■ **Objective**
Look for the word "etag" in the entries below, then copy every line that has it.

# # #

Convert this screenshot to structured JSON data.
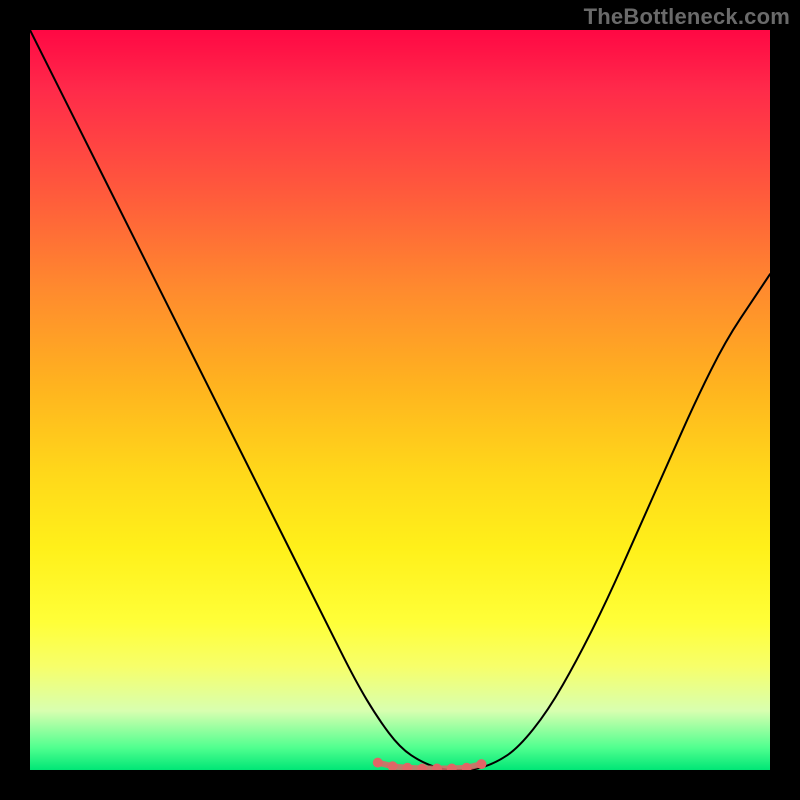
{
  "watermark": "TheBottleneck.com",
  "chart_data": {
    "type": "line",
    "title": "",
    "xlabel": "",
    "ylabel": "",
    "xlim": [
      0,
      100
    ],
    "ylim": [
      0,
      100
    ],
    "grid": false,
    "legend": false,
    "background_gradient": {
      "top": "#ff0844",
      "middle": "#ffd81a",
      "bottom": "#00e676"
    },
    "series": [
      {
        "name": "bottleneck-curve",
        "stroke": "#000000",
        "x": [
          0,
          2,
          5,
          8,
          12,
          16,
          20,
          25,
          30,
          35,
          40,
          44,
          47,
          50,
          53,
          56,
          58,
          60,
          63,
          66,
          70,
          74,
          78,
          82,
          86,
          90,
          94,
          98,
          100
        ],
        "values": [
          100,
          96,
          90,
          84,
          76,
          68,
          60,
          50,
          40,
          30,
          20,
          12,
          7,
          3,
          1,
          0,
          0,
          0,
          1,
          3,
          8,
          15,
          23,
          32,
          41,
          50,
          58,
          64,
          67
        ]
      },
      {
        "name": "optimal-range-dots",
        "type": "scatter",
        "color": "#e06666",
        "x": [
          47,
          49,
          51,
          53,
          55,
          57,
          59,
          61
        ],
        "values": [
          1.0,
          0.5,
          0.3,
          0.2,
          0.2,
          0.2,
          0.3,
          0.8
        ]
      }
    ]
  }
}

# # #

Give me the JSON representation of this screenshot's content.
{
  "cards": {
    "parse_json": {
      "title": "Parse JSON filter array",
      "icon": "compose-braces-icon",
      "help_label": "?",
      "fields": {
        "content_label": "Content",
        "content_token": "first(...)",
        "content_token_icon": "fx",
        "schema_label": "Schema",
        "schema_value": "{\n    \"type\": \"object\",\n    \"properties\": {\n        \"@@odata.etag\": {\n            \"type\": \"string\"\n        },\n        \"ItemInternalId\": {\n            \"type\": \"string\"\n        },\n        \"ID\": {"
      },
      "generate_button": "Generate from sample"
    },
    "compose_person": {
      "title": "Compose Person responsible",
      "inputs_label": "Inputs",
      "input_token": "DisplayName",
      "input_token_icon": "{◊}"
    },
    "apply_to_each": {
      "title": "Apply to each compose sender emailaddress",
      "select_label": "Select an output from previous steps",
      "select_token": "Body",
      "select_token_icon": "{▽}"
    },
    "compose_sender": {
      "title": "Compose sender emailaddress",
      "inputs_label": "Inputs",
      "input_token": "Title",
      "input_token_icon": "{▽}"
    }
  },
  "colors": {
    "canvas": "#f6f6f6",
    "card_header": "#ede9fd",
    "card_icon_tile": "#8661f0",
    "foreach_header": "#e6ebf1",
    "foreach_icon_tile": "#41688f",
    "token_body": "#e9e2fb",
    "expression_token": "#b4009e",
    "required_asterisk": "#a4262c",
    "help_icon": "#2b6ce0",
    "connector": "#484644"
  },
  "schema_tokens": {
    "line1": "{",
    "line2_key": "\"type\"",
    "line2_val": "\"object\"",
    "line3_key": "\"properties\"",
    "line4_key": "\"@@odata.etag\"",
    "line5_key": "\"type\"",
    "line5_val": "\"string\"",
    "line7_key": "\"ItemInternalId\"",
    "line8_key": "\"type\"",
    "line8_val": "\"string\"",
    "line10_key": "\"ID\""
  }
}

# # #

■ **Problem solution**
        "schema_value": "{\n    \"type\": \"object\",\n    \"properties\": {\n        \"@@odata.etag\": {\n            \"type\": \"string\"\n        },\n        \"ItemInternalId\": {\n            \"type\": \"string\"\n        },\n        \"ID\": {"
    "line4_key": "\"@@odata.etag\"",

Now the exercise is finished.